_Aim of the exercise_:
An exact copy of every record is needed.

_Material shown_:

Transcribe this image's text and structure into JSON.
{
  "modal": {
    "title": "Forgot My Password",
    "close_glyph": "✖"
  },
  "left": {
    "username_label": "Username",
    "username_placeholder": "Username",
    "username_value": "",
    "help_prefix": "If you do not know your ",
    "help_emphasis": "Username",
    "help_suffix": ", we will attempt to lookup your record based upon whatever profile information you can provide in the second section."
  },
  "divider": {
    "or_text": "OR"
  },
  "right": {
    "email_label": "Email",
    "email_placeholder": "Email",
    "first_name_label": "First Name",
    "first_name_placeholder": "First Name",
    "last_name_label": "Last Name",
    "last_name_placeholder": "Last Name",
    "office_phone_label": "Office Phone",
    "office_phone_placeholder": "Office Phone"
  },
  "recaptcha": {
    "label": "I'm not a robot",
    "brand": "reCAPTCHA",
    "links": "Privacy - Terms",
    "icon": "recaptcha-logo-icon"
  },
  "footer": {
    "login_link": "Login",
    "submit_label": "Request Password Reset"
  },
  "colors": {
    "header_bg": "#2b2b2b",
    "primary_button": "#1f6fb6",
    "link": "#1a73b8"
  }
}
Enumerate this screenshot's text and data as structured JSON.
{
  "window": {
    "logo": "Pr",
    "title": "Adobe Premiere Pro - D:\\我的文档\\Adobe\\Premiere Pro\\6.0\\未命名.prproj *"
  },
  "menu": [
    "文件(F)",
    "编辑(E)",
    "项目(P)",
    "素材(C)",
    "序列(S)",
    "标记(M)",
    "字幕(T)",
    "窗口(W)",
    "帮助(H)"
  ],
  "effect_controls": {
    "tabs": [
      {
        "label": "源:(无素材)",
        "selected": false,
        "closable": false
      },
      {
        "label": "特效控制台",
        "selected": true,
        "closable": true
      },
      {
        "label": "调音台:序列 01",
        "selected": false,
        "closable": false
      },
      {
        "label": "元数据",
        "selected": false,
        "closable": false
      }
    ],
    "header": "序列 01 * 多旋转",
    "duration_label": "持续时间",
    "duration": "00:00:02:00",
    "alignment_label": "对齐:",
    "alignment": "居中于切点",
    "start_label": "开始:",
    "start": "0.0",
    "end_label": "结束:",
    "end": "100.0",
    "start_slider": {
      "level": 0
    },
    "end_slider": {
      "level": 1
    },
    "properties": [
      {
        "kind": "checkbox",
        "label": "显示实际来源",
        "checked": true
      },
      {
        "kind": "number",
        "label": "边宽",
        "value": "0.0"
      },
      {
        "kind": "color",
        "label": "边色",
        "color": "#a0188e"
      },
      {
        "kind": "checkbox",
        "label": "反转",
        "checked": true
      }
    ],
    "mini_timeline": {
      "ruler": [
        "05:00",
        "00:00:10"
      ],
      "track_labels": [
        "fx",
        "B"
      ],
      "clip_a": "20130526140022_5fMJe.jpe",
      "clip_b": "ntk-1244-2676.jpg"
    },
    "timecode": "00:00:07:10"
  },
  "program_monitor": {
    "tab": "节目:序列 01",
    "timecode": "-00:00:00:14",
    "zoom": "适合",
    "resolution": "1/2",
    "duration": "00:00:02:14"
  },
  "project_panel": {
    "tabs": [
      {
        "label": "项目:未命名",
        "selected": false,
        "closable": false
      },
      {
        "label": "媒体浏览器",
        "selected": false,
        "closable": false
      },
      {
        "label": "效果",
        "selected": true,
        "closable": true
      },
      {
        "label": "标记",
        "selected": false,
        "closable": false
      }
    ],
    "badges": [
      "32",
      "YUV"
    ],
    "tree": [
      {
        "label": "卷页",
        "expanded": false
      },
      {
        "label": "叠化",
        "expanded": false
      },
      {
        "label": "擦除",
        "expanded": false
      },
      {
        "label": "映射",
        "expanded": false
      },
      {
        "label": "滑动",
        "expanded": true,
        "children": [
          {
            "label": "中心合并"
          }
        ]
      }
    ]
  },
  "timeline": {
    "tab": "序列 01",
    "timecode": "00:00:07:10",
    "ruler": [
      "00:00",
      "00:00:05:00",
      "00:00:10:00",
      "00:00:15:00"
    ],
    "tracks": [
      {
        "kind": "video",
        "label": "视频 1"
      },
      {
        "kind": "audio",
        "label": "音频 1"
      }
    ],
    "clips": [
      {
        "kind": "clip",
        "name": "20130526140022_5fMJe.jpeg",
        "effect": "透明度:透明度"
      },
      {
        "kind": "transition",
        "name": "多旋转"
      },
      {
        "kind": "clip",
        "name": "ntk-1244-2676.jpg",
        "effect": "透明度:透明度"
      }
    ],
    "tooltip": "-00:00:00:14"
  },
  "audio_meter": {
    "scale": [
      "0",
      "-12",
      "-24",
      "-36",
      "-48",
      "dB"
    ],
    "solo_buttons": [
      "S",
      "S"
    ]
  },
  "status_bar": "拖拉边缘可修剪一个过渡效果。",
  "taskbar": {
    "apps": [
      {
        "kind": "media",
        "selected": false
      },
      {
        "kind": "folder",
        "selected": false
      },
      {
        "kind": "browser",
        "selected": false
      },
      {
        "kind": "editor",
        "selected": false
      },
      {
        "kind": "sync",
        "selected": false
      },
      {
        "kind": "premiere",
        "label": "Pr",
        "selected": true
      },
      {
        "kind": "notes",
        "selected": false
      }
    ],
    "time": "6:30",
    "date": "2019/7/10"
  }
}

_Answer to the exercise_:
Transcribe this image's text and structure into JSON.
{
  "modal": {
    "title": "Forgot My Password",
    "close_glyph": "✖"
  },
  "left": {
    "username_label": "Username",
    "username_placeholder": "Username",
    "username_value": "",
    "help_prefix": "If you do not know your ",
    "help_emphasis": "Username",
    "help_suffix": ", we will attempt to lookup your record based upon whatever profile information you can provide in the second section."
  },
  "divider": {
    "or_text": "OR"
  },
  "right": {
    "email_label": "Email",
    "email_placeholder": "Email",
    "first_name_label": "First Name",
    "first_name_placeholder": "First Name",
    "last_name_label": "Last Name",
    "last_name_placeholder": "Last Name",
    "office_phone_label": "Office Phone",
    "office_phone_placeholder": "Office Phone"
  },
  "recaptcha": {
    "label": "I'm not a robot",
    "brand": "reCAPTCHA",
    "links": "Privacy - Terms",
    "icon": "recaptcha-logo-icon"
  },
  "footer": {
    "login_link": "Login",
    "submit_label": "Request Password Reset"
  },
  "colors": {
    "header_bg": "#2b2b2b",
    "primary_button": "#1f6fb6",
    "link": "#1a73b8"
  }
}
Enumerate this screenshot's text and data as structured JSON.
{
  "window": {
    "logo": "Pr",
    "title": "Adobe Premiere Pro - D:\\我的文档\\Adobe\\Premiere Pro\\6.0\\未命名.prproj *"
  },
  "menu": [
    "文件(F)",
    "编辑(E)",
    "项目(P)",
    "素材(C)",
    "序列(S)",
    "标记(M)",
    "字幕(T)",
    "窗口(W)",
    "帮助(H)"
  ],
  "effect_controls": {
    "tabs": [
      {
        "label": "源:(无素材)",
        "selected": false,
        "closable": false
      },
      {
        "label": "特效控制台",
        "selected": true,
        "closable": true
      },
      {
        "label": "调音台:序列 01",
        "selected": false,
        "closable": false
      },
      {
        "label": "元数据",
        "selected": false,
        "closable": false
      }
    ],
    "header": "序列 01 * 多旋转",
    "duration_label": "持续时间",
    "duration": "00:00:02:00",
    "alignment_label": "对齐:",
    "alignment": "居中于切点",
    "start_label": "开始:",
    "start": "0.0",
    "end_label": "结束:",
    "end": "100.0",
    "start_slider": {
      "level": 0
    },
    "end_slider": {
      "level": 1
    },
    "properties": [
      {
        "kind": "checkbox",
        "label": "显示实际来源",
        "checked": true
      },
      {
        "kind": "number",
        "label": "边宽",
        "value": "0.0"
      },
      {
        "kind": "color",
        "label": "边色",
        "color": "#a0188e"
      },
      {
        "kind": "checkbox",
        "label": "反转",
        "checked": true
      }
    ],
    "mini_timeline": {
      "ruler": [
        "05:00",
        "00:00:10"
      ],
      "track_labels": [
        "fx",
        "B"
      ],
      "clip_a": "20130526140022_5fMJe.jpe",
      "clip_b": "ntk-1244-2676.jpg"
    },
    "timecode": "00:00:07:10"
  },
  "program_monitor": {
    "tab": "节目:序列 01",
    "timecode": "-00:00:00:14",
    "zoom": "适合",
    "resolution": "1/2",
    "duration": "00:00:02:14"
  },
  "project_panel": {
    "tabs": [
      {
        "label": "项目:未命名",
        "selected": false,
        "closable": false
      },
      {
        "label": "媒体浏览器",
        "selected": false,
        "closable": false
      },
      {
        "label": "效果",
        "selected": true,
        "closable": true
      },
      {
        "label": "标记",
        "selected": false,
        "closable": false
      }
    ],
    "badges": [
      "32",
      "YUV"
    ],
    "tree": [
      {
        "label": "卷页",
        "expanded": false
      },
      {
        "label": "叠化",
        "expanded": false
      },
      {
        "label": "擦除",
        "expanded": false
      },
      {
        "label": "映射",
        "expanded": false
      },
      {
        "label": "滑动",
        "expanded": true,
        "children": [
          {
            "label": "中心合并"
          }
        ]
      }
    ]
  },
  "timeline": {
    "tab": "序列 01",
    "timecode": "00:00:07:10",
    "ruler": [
      "00:00",
      "00:00:05:00",
      "00:00:10:00",
      "00:00:15:00"
    ],
    "tracks": [
      {
        "kind": "video",
        "label": "视频 1"
      },
      {
        "kind": "audio",
        "label": "音频 1"
      }
    ],
    "clips": [
      {
        "kind": "clip",
        "name": "20130526140022_5fMJe.jpeg",
        "effect": "透明度:透明度"
      },
      {
        "kind": "transition",
        "name": "多旋转"
      },
      {
        "kind": "clip",
        "name": "ntk-1244-2676.jpg",
        "effect": "透明度:透明度"
      }
    ],
    "tooltip": "-00:00:00:14"
  },
  "audio_meter": {
    "scale": [
      "0",
      "-12",
      "-24",
      "-36",
      "-48",
      "dB"
    ],
    "solo_buttons": [
      "S",
      "S"
    ]
  },
  "status_bar": "拖拉边缘可修剪一个过渡效果。",
  "taskbar": {
    "apps": [
      {
        "kind": "media",
        "selected": false
      },
      {
        "kind": "folder",
        "selected": false
      },
      {
        "kind": "browser",
        "selected": false
      },
      {
        "kind": "editor",
        "selected": false
      },
      {
        "kind": "sync",
        "selected": false
      },
      {
        "kind": "premiere",
        "label": "Pr",
        "selected": true
      },
      {
        "kind": "notes",
        "selected": false
      }
    ],
    "time": "6:30",
    "date": "2019/7/10"
  }
}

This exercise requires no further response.